**Task objective**
Please collect every line in the material below that contains the string "zoom" and copy each of those lines in full.

++++ Provided data

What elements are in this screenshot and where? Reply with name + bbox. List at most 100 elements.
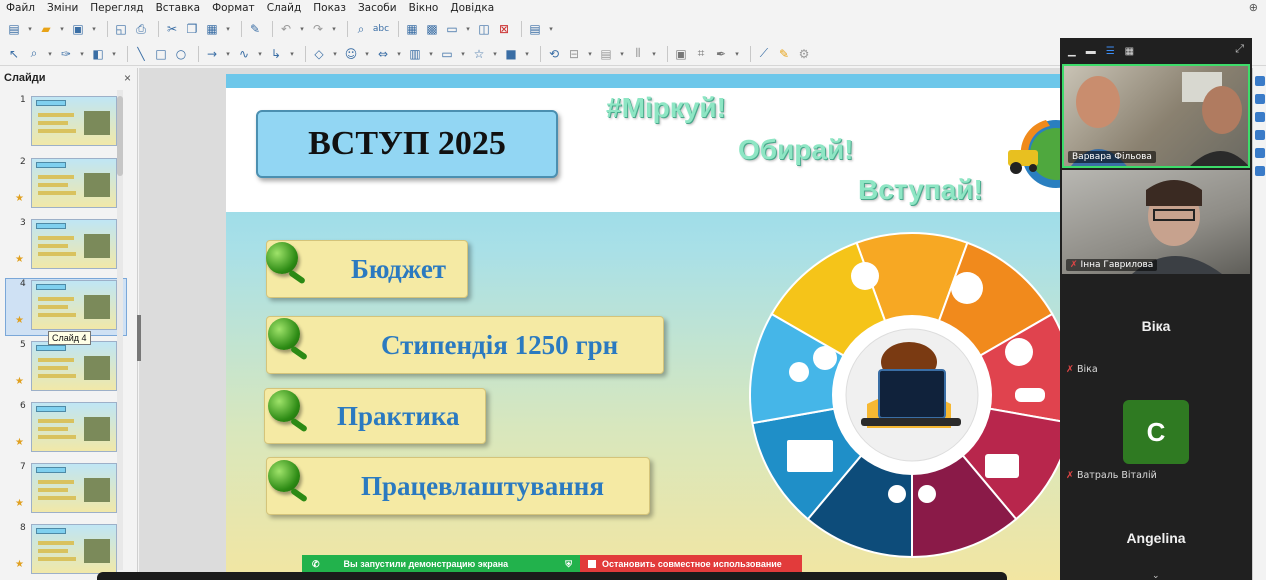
close-icon[interactable]: ×	[124, 71, 131, 85]
callout-dropdown-icon[interactable]: ▾	[459, 46, 467, 62]
arrange-dropdown-icon[interactable]: ▾	[618, 46, 626, 62]
slide-title[interactable]: ВСТУП 2025	[256, 110, 558, 178]
open-dropdown-icon[interactable]: ▾	[58, 21, 66, 37]
stop-share-button[interactable]: Остановить совместное использование	[580, 555, 802, 573]
menu-view[interactable]: Перегляд	[90, 2, 143, 14]
table-icon[interactable]: ▦	[404, 21, 420, 37]
arrow-dropdown-icon[interactable]: ▾	[224, 46, 232, 62]
curve-icon[interactable]: ∿	[236, 46, 252, 62]
delete-slide-icon[interactable]: ⊠	[496, 21, 512, 37]
slide-thumbnail[interactable]: 4 ★	[5, 278, 127, 336]
rotate-icon[interactable]: ⟲	[546, 46, 562, 62]
flowchart-dropdown-icon[interactable]: ▾	[427, 46, 435, 62]
open-icon[interactable]: ▰	[38, 21, 54, 37]
speaker-view-icon[interactable]: ▬	[1086, 46, 1096, 57]
clone-icon[interactable]: ✎	[247, 21, 263, 37]
filter-icon[interactable]: ✒	[713, 46, 729, 62]
menu-format[interactable]: Формат	[212, 2, 255, 14]
save-dropdown-icon[interactable]: ▾	[90, 21, 98, 37]
globe-icon[interactable]: ⊕	[1249, 1, 1258, 14]
paste-dropdown-icon[interactable]: ▾	[224, 21, 232, 37]
stars-dropdown-icon[interactable]: ▾	[491, 46, 499, 62]
current-slide[interactable]: ВСТУП 2025 #Міркуй! Обирай! Вступай! Бюд…	[226, 74, 1060, 580]
distribute-dropdown-icon[interactable]: ▾	[650, 46, 658, 62]
cut-icon[interactable]: ✂	[164, 21, 180, 37]
navigator-icon[interactable]	[1254, 130, 1265, 140]
copy-icon[interactable]: ❐	[184, 21, 200, 37]
symbol-shapes-icon[interactable]: ☺	[343, 46, 359, 62]
grid-icon[interactable]: ▩	[424, 21, 440, 37]
new-dropdown-icon[interactable]: ▾	[26, 21, 34, 37]
line-color-icon[interactable]: ✑	[58, 46, 74, 62]
basic-shapes-dropdown-icon[interactable]: ▾	[331, 46, 339, 62]
gallery-icon[interactable]	[1254, 112, 1265, 122]
menu-edit[interactable]: Зміни	[47, 2, 78, 14]
transition-icon[interactable]	[1254, 166, 1265, 176]
save-icon[interactable]: ▣	[70, 21, 86, 37]
menu-file[interactable]: Файл	[6, 2, 35, 14]
participant-video-tile[interactable]: Варвара Фільова	[1062, 64, 1250, 168]
participant-video-tile[interactable]: ✗ Інна Гаврилова	[1062, 170, 1250, 274]
rectangle-icon[interactable]: □	[153, 46, 169, 62]
slogan-think[interactable]: #Міркуй!	[606, 92, 726, 124]
participant-tile-name[interactable]: Віка	[1060, 318, 1252, 334]
scroll-down-icon[interactable]: ⌄	[1152, 570, 1160, 580]
strip-view-icon[interactable]: ☰	[1106, 46, 1115, 57]
redo-dropdown-icon[interactable]: ▾	[330, 21, 338, 37]
find-icon[interactable]: ⌕	[353, 21, 369, 37]
line-icon[interactable]: ╲	[133, 46, 149, 62]
menu-help[interactable]: Довідка	[450, 2, 494, 14]
layout-dropdown-icon[interactable]: ▾	[547, 21, 555, 37]
gallery-view-icon[interactable]: ▦	[1125, 46, 1134, 57]
basic-shapes-icon[interactable]: ◇	[311, 46, 327, 62]
slide-thumbnail[interactable]: 5 ★	[6, 340, 126, 396]
zoom-icon[interactable]: ⌕	[26, 46, 42, 62]
participant-tile-name[interactable]: Angelina	[1060, 530, 1252, 546]
distribute-icon[interactable]: ⫴	[630, 46, 646, 62]
minimize-icon[interactable]: ▁	[1068, 46, 1076, 57]
item-employment[interactable]: Працевлаштування	[266, 457, 650, 515]
line-color-dropdown-icon[interactable]: ▾	[78, 46, 86, 62]
stars-icon[interactable]: ☆	[471, 46, 487, 62]
ellipse-icon[interactable]: ○	[173, 46, 189, 62]
menu-slideshow[interactable]: Показ	[313, 2, 346, 14]
3d-dropdown-icon[interactable]: ▾	[523, 46, 531, 62]
menu-insert[interactable]: Вставка	[156, 2, 201, 14]
redo-icon[interactable]: ↷	[310, 21, 326, 37]
views-dropdown-icon[interactable]: ▾	[464, 21, 472, 37]
zoom-dropdown-icon[interactable]: ▾	[46, 46, 54, 62]
align-icon[interactable]: ⊟	[566, 46, 582, 62]
fill-color-dropdown-icon[interactable]: ▾	[110, 46, 118, 62]
slides-scrollbar[interactable]	[117, 90, 123, 570]
master-slide-icon[interactable]: ◫	[476, 21, 492, 37]
flowchart-icon[interactable]: ▥	[407, 46, 423, 62]
undo-dropdown-icon[interactable]: ▾	[298, 21, 306, 37]
slogan-choose[interactable]: Обирай!	[738, 134, 854, 166]
3d-icon[interactable]: ■	[503, 46, 519, 62]
undo-icon[interactable]: ↶	[278, 21, 294, 37]
connector-dropdown-icon[interactable]: ▾	[288, 46, 296, 62]
panel-splitter[interactable]	[137, 315, 141, 361]
item-scholarship[interactable]: Стипендія 1250 грн	[266, 316, 664, 374]
menu-tools[interactable]: Засоби	[358, 2, 397, 14]
filter-dropdown-icon[interactable]: ▾	[733, 46, 741, 62]
export-pdf-icon[interactable]: ◱	[113, 21, 129, 37]
symbol-shapes-dropdown-icon[interactable]: ▾	[363, 46, 371, 62]
animation-icon[interactable]	[1254, 148, 1265, 158]
styles-icon[interactable]	[1254, 94, 1265, 104]
print-icon[interactable]: ⎙	[133, 21, 149, 37]
properties-icon[interactable]	[1254, 76, 1265, 86]
slide-layout-icon[interactable]: ▤	[527, 21, 543, 37]
spellcheck-icon[interactable]: abc	[373, 21, 389, 37]
toggle-extrusion-icon[interactable]: ⚙	[796, 46, 812, 62]
align-dropdown-icon[interactable]: ▾	[586, 46, 594, 62]
block-arrows-dropdown-icon[interactable]: ▾	[395, 46, 403, 62]
display-views-icon[interactable]: ▭	[444, 21, 460, 37]
menu-window[interactable]: Вікно	[409, 2, 439, 14]
select-icon[interactable]: ↖	[6, 46, 22, 62]
arrow-icon[interactable]: →	[204, 46, 220, 62]
slide-thumbnail[interactable]: 3 ★	[6, 218, 126, 274]
slide-thumbnail[interactable]: 7 ★	[6, 462, 126, 518]
arrange-icon[interactable]: ▤	[598, 46, 614, 62]
curve-dropdown-icon[interactable]: ▾	[256, 46, 264, 62]
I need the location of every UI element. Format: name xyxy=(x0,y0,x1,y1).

++++++++

**Exercise response**
zoom-icon[interactable]: ⌕	[26, 46, 42, 62]
zoom-dropdown-icon[interactable]: ▾	[46, 46, 54, 62]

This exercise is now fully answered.